▶ _Required work_
All lines from the one containing "Parse this screenshot: output" through the last line of the listing should be given again exactly, with no pictures.

▶ _Exercise data_
- - - -

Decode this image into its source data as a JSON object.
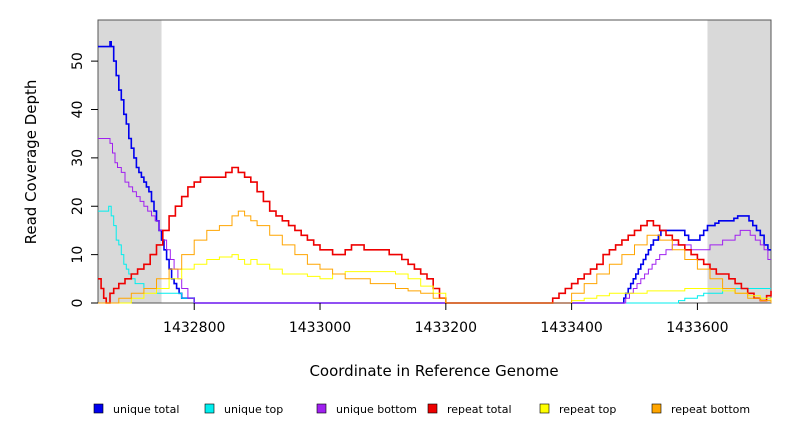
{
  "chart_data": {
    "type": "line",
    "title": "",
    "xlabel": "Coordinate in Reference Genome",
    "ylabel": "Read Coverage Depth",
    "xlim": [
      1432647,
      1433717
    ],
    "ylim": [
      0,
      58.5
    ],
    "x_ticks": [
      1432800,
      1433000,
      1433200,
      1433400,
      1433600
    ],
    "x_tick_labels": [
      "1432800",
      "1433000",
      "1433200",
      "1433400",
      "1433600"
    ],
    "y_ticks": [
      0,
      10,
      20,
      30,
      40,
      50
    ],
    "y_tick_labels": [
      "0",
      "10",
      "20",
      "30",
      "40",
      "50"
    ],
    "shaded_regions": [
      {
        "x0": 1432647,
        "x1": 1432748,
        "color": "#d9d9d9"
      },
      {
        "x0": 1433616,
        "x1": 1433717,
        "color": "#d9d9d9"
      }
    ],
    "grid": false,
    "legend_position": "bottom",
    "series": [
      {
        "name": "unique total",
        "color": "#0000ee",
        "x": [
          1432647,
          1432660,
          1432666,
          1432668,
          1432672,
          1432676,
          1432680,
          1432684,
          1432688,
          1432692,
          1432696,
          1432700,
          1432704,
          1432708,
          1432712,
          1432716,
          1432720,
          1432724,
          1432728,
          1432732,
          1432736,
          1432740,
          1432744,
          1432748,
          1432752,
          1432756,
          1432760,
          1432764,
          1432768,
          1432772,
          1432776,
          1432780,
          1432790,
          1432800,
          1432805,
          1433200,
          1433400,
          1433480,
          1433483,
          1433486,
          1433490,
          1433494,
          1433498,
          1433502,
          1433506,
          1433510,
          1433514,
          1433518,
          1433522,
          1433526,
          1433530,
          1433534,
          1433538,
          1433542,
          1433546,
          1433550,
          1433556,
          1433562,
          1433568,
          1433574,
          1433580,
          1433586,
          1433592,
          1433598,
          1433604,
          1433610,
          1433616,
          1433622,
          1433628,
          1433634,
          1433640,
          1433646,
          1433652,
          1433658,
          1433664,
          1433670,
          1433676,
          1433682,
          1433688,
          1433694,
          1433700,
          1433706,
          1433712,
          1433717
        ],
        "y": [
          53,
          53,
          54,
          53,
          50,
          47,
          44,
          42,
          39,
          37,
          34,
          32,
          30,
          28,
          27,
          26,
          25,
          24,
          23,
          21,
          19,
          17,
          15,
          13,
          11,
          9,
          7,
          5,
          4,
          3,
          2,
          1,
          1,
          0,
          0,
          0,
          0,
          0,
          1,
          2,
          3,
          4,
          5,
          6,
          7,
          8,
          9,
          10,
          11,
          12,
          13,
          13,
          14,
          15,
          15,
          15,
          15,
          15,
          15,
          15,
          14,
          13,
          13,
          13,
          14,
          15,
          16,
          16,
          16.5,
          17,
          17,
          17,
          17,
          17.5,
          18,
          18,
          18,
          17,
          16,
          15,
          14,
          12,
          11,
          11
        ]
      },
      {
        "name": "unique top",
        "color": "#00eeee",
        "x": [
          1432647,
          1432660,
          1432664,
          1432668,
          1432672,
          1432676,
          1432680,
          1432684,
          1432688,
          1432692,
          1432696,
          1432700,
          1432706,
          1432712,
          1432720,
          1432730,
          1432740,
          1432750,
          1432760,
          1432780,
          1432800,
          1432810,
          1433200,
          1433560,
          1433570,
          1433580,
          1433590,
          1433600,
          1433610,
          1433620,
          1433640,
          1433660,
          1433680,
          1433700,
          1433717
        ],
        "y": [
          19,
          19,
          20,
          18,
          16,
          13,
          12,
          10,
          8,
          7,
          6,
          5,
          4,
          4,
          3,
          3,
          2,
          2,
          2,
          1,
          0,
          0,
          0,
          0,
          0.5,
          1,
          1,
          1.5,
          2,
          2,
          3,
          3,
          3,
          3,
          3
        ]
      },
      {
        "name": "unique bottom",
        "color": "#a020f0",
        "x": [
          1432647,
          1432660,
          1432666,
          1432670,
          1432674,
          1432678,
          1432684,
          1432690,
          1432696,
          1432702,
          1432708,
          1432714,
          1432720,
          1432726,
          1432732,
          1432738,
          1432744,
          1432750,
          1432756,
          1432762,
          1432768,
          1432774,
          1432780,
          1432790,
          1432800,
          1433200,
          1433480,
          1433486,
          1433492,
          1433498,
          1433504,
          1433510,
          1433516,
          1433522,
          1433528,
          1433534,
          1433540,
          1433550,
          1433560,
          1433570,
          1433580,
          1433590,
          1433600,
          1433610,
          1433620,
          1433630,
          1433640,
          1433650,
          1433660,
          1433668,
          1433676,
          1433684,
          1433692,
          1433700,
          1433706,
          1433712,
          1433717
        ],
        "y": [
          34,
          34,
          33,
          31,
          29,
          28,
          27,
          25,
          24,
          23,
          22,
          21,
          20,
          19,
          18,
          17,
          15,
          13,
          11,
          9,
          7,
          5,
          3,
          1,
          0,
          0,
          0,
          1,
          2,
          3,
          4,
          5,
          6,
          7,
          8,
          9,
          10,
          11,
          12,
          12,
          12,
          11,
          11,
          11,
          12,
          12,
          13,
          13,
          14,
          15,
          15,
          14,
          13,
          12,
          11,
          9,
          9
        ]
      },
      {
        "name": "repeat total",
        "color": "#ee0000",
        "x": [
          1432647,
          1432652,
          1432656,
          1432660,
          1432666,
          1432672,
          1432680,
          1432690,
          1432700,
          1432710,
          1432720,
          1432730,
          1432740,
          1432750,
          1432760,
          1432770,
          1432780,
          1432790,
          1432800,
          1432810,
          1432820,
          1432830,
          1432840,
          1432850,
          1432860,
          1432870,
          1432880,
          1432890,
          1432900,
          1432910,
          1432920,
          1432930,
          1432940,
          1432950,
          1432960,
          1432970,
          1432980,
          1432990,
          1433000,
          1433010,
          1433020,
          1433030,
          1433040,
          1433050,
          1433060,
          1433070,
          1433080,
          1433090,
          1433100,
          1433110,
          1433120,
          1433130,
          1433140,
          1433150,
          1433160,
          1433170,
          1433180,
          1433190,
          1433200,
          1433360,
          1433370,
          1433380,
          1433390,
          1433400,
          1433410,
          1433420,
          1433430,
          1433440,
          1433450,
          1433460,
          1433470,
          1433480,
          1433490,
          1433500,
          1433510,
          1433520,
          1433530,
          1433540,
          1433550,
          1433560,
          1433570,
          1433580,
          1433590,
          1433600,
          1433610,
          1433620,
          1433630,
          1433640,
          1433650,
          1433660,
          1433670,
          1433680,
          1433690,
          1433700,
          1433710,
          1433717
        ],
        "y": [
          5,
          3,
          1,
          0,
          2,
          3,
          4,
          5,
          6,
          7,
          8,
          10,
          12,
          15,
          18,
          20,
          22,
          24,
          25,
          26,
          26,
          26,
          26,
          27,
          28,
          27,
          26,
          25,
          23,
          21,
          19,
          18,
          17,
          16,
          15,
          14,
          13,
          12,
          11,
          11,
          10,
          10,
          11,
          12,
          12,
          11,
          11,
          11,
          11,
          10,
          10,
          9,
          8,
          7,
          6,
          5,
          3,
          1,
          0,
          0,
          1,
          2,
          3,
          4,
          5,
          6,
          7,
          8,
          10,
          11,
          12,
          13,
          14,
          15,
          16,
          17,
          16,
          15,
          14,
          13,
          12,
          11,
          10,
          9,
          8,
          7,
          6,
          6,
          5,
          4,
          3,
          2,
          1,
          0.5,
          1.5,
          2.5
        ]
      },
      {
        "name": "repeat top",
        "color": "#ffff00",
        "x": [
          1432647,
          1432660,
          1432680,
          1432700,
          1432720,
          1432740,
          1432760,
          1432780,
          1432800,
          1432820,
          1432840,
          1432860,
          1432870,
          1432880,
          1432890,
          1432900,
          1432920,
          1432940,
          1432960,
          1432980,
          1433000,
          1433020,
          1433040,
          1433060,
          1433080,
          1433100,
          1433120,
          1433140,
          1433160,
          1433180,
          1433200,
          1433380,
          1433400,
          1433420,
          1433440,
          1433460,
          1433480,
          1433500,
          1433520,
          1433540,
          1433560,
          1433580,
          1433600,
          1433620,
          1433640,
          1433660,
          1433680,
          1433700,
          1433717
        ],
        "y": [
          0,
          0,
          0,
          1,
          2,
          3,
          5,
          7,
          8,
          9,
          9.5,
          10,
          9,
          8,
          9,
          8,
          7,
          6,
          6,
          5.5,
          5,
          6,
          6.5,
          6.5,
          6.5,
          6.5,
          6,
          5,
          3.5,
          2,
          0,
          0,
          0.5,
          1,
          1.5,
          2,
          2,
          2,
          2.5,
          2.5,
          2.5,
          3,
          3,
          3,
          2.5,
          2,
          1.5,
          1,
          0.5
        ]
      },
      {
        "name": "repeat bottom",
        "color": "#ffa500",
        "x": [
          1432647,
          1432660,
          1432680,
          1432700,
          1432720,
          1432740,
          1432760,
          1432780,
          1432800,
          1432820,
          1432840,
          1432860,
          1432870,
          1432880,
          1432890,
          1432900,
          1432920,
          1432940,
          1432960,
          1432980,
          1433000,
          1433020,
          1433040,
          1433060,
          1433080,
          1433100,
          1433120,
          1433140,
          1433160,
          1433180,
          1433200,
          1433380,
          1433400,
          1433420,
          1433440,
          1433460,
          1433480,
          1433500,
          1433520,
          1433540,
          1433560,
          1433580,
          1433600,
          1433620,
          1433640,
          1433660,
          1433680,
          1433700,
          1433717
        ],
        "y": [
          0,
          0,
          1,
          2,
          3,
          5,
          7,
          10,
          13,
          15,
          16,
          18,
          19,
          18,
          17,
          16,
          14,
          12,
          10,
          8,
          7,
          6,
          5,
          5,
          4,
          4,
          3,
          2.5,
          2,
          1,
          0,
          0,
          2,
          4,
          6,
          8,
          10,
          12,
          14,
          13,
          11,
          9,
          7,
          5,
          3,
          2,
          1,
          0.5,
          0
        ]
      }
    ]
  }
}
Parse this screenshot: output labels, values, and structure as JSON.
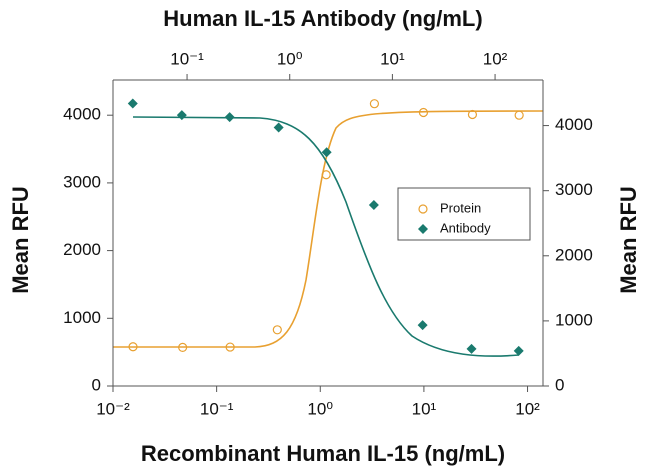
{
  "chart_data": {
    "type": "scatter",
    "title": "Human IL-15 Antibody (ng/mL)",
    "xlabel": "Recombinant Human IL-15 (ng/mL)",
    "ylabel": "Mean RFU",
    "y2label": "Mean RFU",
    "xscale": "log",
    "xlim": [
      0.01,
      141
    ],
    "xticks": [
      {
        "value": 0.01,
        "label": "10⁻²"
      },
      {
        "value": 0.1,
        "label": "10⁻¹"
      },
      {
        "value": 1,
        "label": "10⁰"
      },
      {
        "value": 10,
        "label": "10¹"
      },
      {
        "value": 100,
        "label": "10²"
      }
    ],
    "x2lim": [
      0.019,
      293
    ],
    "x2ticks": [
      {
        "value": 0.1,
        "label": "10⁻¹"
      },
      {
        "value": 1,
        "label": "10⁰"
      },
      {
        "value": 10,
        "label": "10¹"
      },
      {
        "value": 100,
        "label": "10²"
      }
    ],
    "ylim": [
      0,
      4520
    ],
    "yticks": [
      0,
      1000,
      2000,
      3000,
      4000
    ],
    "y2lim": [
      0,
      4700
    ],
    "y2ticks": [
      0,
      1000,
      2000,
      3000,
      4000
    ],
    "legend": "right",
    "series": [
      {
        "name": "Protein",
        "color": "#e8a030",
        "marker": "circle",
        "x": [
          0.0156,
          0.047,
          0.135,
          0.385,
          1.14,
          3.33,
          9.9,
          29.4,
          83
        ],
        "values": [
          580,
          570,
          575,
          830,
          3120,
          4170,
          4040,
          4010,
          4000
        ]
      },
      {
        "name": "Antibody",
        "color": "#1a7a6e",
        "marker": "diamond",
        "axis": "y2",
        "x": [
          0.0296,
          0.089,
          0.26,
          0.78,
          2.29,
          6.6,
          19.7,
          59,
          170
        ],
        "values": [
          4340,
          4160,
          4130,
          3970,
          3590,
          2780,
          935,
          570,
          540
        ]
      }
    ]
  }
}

- - - -

▶ _Expected answer_
Parse this screenshot: output labels, values, and structure as JSON.
{
  "chart_data": {
    "type": "scatter",
    "title": "Human IL-15 Antibody (ng/mL)",
    "xlabel": "Recombinant Human IL-15 (ng/mL)",
    "ylabel": "Mean RFU",
    "y2label": "Mean RFU",
    "xscale": "log",
    "xlim": [
      0.01,
      141
    ],
    "xticks": [
      {
        "value": 0.01,
        "label": "10⁻²"
      },
      {
        "value": 0.1,
        "label": "10⁻¹"
      },
      {
        "value": 1,
        "label": "10⁰"
      },
      {
        "value": 10,
        "label": "10¹"
      },
      {
        "value": 100,
        "label": "10²"
      }
    ],
    "x2lim": [
      0.019,
      293
    ],
    "x2ticks": [
      {
        "value": 0.1,
        "label": "10⁻¹"
      },
      {
        "value": 1,
        "label": "10⁰"
      },
      {
        "value": 10,
        "label": "10¹"
      },
      {
        "value": 100,
        "label": "10²"
      }
    ],
    "ylim": [
      0,
      4520
    ],
    "yticks": [
      0,
      1000,
      2000,
      3000,
      4000
    ],
    "y2lim": [
      0,
      4700
    ],
    "y2ticks": [
      0,
      1000,
      2000,
      3000,
      4000
    ],
    "legend": "right",
    "series": [
      {
        "name": "Protein",
        "color": "#e8a030",
        "marker": "circle",
        "x": [
          0.0156,
          0.047,
          0.135,
          0.385,
          1.14,
          3.33,
          9.9,
          29.4,
          83
        ],
        "values": [
          580,
          570,
          575,
          830,
          3120,
          4170,
          4040,
          4010,
          4000
        ]
      },
      {
        "name": "Antibody",
        "color": "#1a7a6e",
        "marker": "diamond",
        "axis": "y2",
        "x": [
          0.0296,
          0.089,
          0.26,
          0.78,
          2.29,
          6.6,
          19.7,
          59,
          170
        ],
        "values": [
          4340,
          4160,
          4130,
          3970,
          3590,
          2780,
          935,
          570,
          540
        ]
      }
    ]
  }
}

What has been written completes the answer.